=== Data in this exercise ===
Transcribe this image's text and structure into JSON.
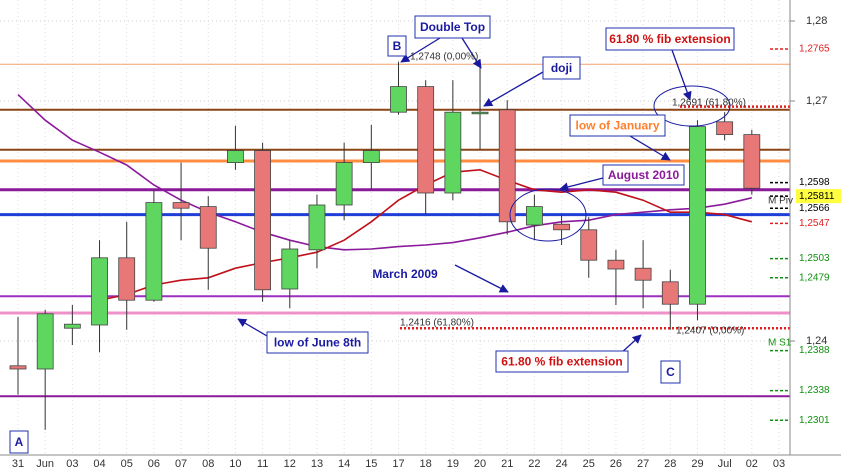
{
  "chart_data": {
    "type": "candlestick",
    "categories": [
      "31",
      "Jun",
      "03",
      "04",
      "05",
      "06",
      "07",
      "08",
      "10",
      "11",
      "12",
      "13",
      "14",
      "15",
      "17",
      "18",
      "19",
      "20",
      "21",
      "22",
      "24",
      "25",
      "26",
      "27",
      "28",
      "29",
      "Jul",
      "02",
      "03"
    ],
    "open": [
      1.2369,
      1.2365,
      1.2416,
      1.242,
      1.2504,
      1.2451,
      1.2573,
      1.2568,
      1.2623,
      1.2638,
      1.2465,
      1.2514,
      1.257,
      1.2623,
      1.2686,
      1.2718,
      1.2585,
      1.2684,
      1.2689,
      1.2545,
      1.2546,
      1.2539,
      1.2501,
      1.2491,
      1.2474,
      1.2446,
      1.2674,
      1.2658,
      null
    ],
    "high": [
      1.243,
      1.2439,
      1.2445,
      1.2526,
      1.2549,
      1.2589,
      1.2623,
      1.2581,
      1.2669,
      1.2648,
      1.2526,
      1.2583,
      1.2648,
      1.267,
      1.2749,
      1.2726,
      1.2726,
      1.2746,
      1.2701,
      1.2583,
      1.2558,
      1.2555,
      1.2514,
      1.2526,
      1.2489,
      1.2676,
      1.2686,
      1.2664,
      null
    ],
    "low": [
      1.2333,
      1.2289,
      1.2395,
      1.2386,
      1.2414,
      1.2449,
      1.2526,
      1.2464,
      1.2614,
      1.2449,
      1.2441,
      1.2491,
      1.2551,
      1.2589,
      1.2683,
      1.2558,
      1.2576,
      1.2639,
      1.2533,
      1.2526,
      1.252,
      1.2479,
      1.2445,
      1.2441,
      1.2414,
      1.2426,
      1.2651,
      1.2583,
      null
    ],
    "close": [
      1.2365,
      1.2434,
      1.2421,
      1.2504,
      1.2451,
      1.2573,
      1.2566,
      1.2516,
      1.2638,
      1.2464,
      1.2515,
      1.257,
      1.2623,
      1.2638,
      1.2718,
      1.2585,
      1.2686,
      1.2686,
      1.2549,
      1.2568,
      1.2539,
      1.2501,
      1.249,
      1.2476,
      1.2446,
      1.2668,
      1.2658,
      1.2591,
      null
    ],
    "up_color": "#5fd65f",
    "down_color": "#e87878",
    "series": [
      {
        "color": "#8b1a9b",
        "values": [
          1.2708,
          1.2676,
          1.2651,
          1.2636,
          1.262,
          1.2595,
          1.2576,
          1.2561,
          1.2549,
          1.2536,
          1.2526,
          1.2518,
          1.2514,
          1.2515,
          1.2518,
          1.252,
          1.2523,
          1.2529,
          1.2536,
          1.2544,
          1.2549,
          1.2551,
          1.2558,
          1.2561,
          1.2564,
          1.2566,
          1.2571,
          1.2579,
          null
        ]
      },
      {
        "color": "#c0101a",
        "values": [
          null,
          null,
          null,
          1.2451,
          1.2458,
          1.247,
          1.2476,
          1.2479,
          1.2491,
          1.2498,
          1.2504,
          1.2511,
          1.2526,
          1.2549,
          1.2576,
          1.2595,
          1.2611,
          1.2614,
          1.2601,
          1.2589,
          1.2586,
          1.2589,
          1.2586,
          1.2576,
          1.2561,
          1.2561,
          1.2558,
          1.2549,
          null
        ]
      }
    ],
    "levels": [
      {
        "value": 1.2746,
        "color": "#f4a070"
      },
      {
        "value": 1.2689,
        "color": "#8b4513"
      },
      {
        "value": 1.2639,
        "color": "#8b4513"
      },
      {
        "value": 1.2625,
        "color": "#ff8c40"
      },
      {
        "value": 1.2589,
        "color": "#8b1a9b"
      },
      {
        "value": 1.2558,
        "color": "#1f3fd6"
      },
      {
        "value": 1.2456,
        "color": "#9b30c0"
      },
      {
        "value": 1.2435,
        "color": "#f090c8"
      },
      {
        "value": 1.2331,
        "color": "#8b1a9b"
      },
      {
        "value": 1.2416,
        "color": "#e02020",
        "dotted": true
      },
      {
        "value": 1.2693,
        "color": "#e02020",
        "dotted": true
      }
    ],
    "ylim": [
      1.22575,
      1.282625
    ],
    "yticks": [
      {
        "value": 1.28,
        "label": "1,28"
      },
      {
        "value": 1.27,
        "label": "1,27"
      },
      {
        "value": 1.24,
        "label": "1,24"
      }
    ],
    "grid": true,
    "price_labels": [
      {
        "value": 1.2765,
        "label": "1,2765",
        "color": "#e02020"
      },
      {
        "value": 1.2598,
        "label": "1,2598",
        "color": "#000000"
      },
      {
        "value": 1.25811,
        "label": "1,25811",
        "color": "#000000",
        "highlight": "#ffff40"
      },
      {
        "value": 1.2566,
        "label": "1,2566",
        "color": "#000000"
      },
      {
        "value": 1.2547,
        "label": "1,2547",
        "color": "#e02020"
      },
      {
        "value": 1.2503,
        "label": "1,2503",
        "color": "#109010"
      },
      {
        "value": 1.2479,
        "label": "1,2479",
        "color": "#109010"
      },
      {
        "value": 1.2388,
        "label": "1,2388",
        "color": "#109010"
      },
      {
        "value": 1.2338,
        "label": "1,2338",
        "color": "#109010"
      },
      {
        "value": 1.2301,
        "label": "1,2301",
        "color": "#109010"
      }
    ],
    "annotations": [
      {
        "text": "Double Top",
        "color": "#1a1aa0"
      },
      {
        "text": "B",
        "color": "#1a1aa0"
      },
      {
        "text": "doji",
        "color": "#1a1aa0"
      },
      {
        "text": "61.80 % fib extension",
        "color": "#d01010"
      },
      {
        "text": "low of January",
        "color": "#ff8030"
      },
      {
        "text": "August 2010",
        "color": "#8b1a9b"
      },
      {
        "text": "March 2009",
        "color": "#1a1aa0"
      },
      {
        "text": "low of June 8th",
        "color": "#1a1aa0"
      },
      {
        "text": "61.80 % fib extension",
        "color": "#d01010"
      },
      {
        "text": "C",
        "color": "#1a1aa0"
      },
      {
        "text": "A",
        "color": "#1a1aa0"
      },
      {
        "text": "1,2748 (0,00%)",
        "color": "#333333"
      },
      {
        "text": "1,2691 (61,80%)",
        "color": "#333333"
      },
      {
        "text": "1,2416 (61,80%)",
        "color": "#333333"
      },
      {
        "text": "1,2407 (0,00%)",
        "color": "#333333"
      },
      {
        "text": "M Piv",
        "color": "#333333"
      },
      {
        "text": "M S1",
        "color": "#109010"
      }
    ]
  }
}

=== Requirements ===
Quote the records in full and exactly; skip any image.

=== Full answer ===
Transcribe this image's text and structure into JSON.
{
  "chart_data": {
    "type": "candlestick",
    "categories": [
      "31",
      "Jun",
      "03",
      "04",
      "05",
      "06",
      "07",
      "08",
      "10",
      "11",
      "12",
      "13",
      "14",
      "15",
      "17",
      "18",
      "19",
      "20",
      "21",
      "22",
      "24",
      "25",
      "26",
      "27",
      "28",
      "29",
      "Jul",
      "02",
      "03"
    ],
    "open": [
      1.2369,
      1.2365,
      1.2416,
      1.242,
      1.2504,
      1.2451,
      1.2573,
      1.2568,
      1.2623,
      1.2638,
      1.2465,
      1.2514,
      1.257,
      1.2623,
      1.2686,
      1.2718,
      1.2585,
      1.2684,
      1.2689,
      1.2545,
      1.2546,
      1.2539,
      1.2501,
      1.2491,
      1.2474,
      1.2446,
      1.2674,
      1.2658,
      null
    ],
    "high": [
      1.243,
      1.2439,
      1.2445,
      1.2526,
      1.2549,
      1.2589,
      1.2623,
      1.2581,
      1.2669,
      1.2648,
      1.2526,
      1.2583,
      1.2648,
      1.267,
      1.2749,
      1.2726,
      1.2726,
      1.2746,
      1.2701,
      1.2583,
      1.2558,
      1.2555,
      1.2514,
      1.2526,
      1.2489,
      1.2676,
      1.2686,
      1.2664,
      null
    ],
    "low": [
      1.2333,
      1.2289,
      1.2395,
      1.2386,
      1.2414,
      1.2449,
      1.2526,
      1.2464,
      1.2614,
      1.2449,
      1.2441,
      1.2491,
      1.2551,
      1.2589,
      1.2683,
      1.2558,
      1.2576,
      1.2639,
      1.2533,
      1.2526,
      1.252,
      1.2479,
      1.2445,
      1.2441,
      1.2414,
      1.2426,
      1.2651,
      1.2583,
      null
    ],
    "close": [
      1.2365,
      1.2434,
      1.2421,
      1.2504,
      1.2451,
      1.2573,
      1.2566,
      1.2516,
      1.2638,
      1.2464,
      1.2515,
      1.257,
      1.2623,
      1.2638,
      1.2718,
      1.2585,
      1.2686,
      1.2686,
      1.2549,
      1.2568,
      1.2539,
      1.2501,
      1.249,
      1.2476,
      1.2446,
      1.2668,
      1.2658,
      1.2591,
      null
    ],
    "up_color": "#5fd65f",
    "down_color": "#e87878",
    "series": [
      {
        "color": "#8b1a9b",
        "values": [
          1.2708,
          1.2676,
          1.2651,
          1.2636,
          1.262,
          1.2595,
          1.2576,
          1.2561,
          1.2549,
          1.2536,
          1.2526,
          1.2518,
          1.2514,
          1.2515,
          1.2518,
          1.252,
          1.2523,
          1.2529,
          1.2536,
          1.2544,
          1.2549,
          1.2551,
          1.2558,
          1.2561,
          1.2564,
          1.2566,
          1.2571,
          1.2579,
          null
        ]
      },
      {
        "color": "#c0101a",
        "values": [
          null,
          null,
          null,
          1.2451,
          1.2458,
          1.247,
          1.2476,
          1.2479,
          1.2491,
          1.2498,
          1.2504,
          1.2511,
          1.2526,
          1.2549,
          1.2576,
          1.2595,
          1.2611,
          1.2614,
          1.2601,
          1.2589,
          1.2586,
          1.2589,
          1.2586,
          1.2576,
          1.2561,
          1.2561,
          1.2558,
          1.2549,
          null
        ]
      }
    ],
    "levels": [
      {
        "value": 1.2746,
        "color": "#f4a070"
      },
      {
        "value": 1.2689,
        "color": "#8b4513"
      },
      {
        "value": 1.2639,
        "color": "#8b4513"
      },
      {
        "value": 1.2625,
        "color": "#ff8c40"
      },
      {
        "value": 1.2589,
        "color": "#8b1a9b"
      },
      {
        "value": 1.2558,
        "color": "#1f3fd6"
      },
      {
        "value": 1.2456,
        "color": "#9b30c0"
      },
      {
        "value": 1.2435,
        "color": "#f090c8"
      },
      {
        "value": 1.2331,
        "color": "#8b1a9b"
      },
      {
        "value": 1.2416,
        "color": "#e02020",
        "dotted": true
      },
      {
        "value": 1.2693,
        "color": "#e02020",
        "dotted": true
      }
    ],
    "ylim": [
      1.22575,
      1.282625
    ],
    "yticks": [
      {
        "value": 1.28,
        "label": "1,28"
      },
      {
        "value": 1.27,
        "label": "1,27"
      },
      {
        "value": 1.24,
        "label": "1,24"
      }
    ],
    "grid": true,
    "price_labels": [
      {
        "value": 1.2765,
        "label": "1,2765",
        "color": "#e02020"
      },
      {
        "value": 1.2598,
        "label": "1,2598",
        "color": "#000000"
      },
      {
        "value": 1.25811,
        "label": "1,25811",
        "color": "#000000",
        "highlight": "#ffff40"
      },
      {
        "value": 1.2566,
        "label": "1,2566",
        "color": "#000000"
      },
      {
        "value": 1.2547,
        "label": "1,2547",
        "color": "#e02020"
      },
      {
        "value": 1.2503,
        "label": "1,2503",
        "color": "#109010"
      },
      {
        "value": 1.2479,
        "label": "1,2479",
        "color": "#109010"
      },
      {
        "value": 1.2388,
        "label": "1,2388",
        "color": "#109010"
      },
      {
        "value": 1.2338,
        "label": "1,2338",
        "color": "#109010"
      },
      {
        "value": 1.2301,
        "label": "1,2301",
        "color": "#109010"
      }
    ],
    "annotations": [
      {
        "text": "Double Top",
        "color": "#1a1aa0"
      },
      {
        "text": "B",
        "color": "#1a1aa0"
      },
      {
        "text": "doji",
        "color": "#1a1aa0"
      },
      {
        "text": "61.80 % fib extension",
        "color": "#d01010"
      },
      {
        "text": "low of January",
        "color": "#ff8030"
      },
      {
        "text": "August 2010",
        "color": "#8b1a9b"
      },
      {
        "text": "March 2009",
        "color": "#1a1aa0"
      },
      {
        "text": "low of June 8th",
        "color": "#1a1aa0"
      },
      {
        "text": "61.80 % fib extension",
        "color": "#d01010"
      },
      {
        "text": "C",
        "color": "#1a1aa0"
      },
      {
        "text": "A",
        "color": "#1a1aa0"
      },
      {
        "text": "1,2748 (0,00%)",
        "color": "#333333"
      },
      {
        "text": "1,2691 (61,80%)",
        "color": "#333333"
      },
      {
        "text": "1,2416 (61,80%)",
        "color": "#333333"
      },
      {
        "text": "1,2407 (0,00%)",
        "color": "#333333"
      },
      {
        "text": "M Piv",
        "color": "#333333"
      },
      {
        "text": "M S1",
        "color": "#109010"
      }
    ]
  }
}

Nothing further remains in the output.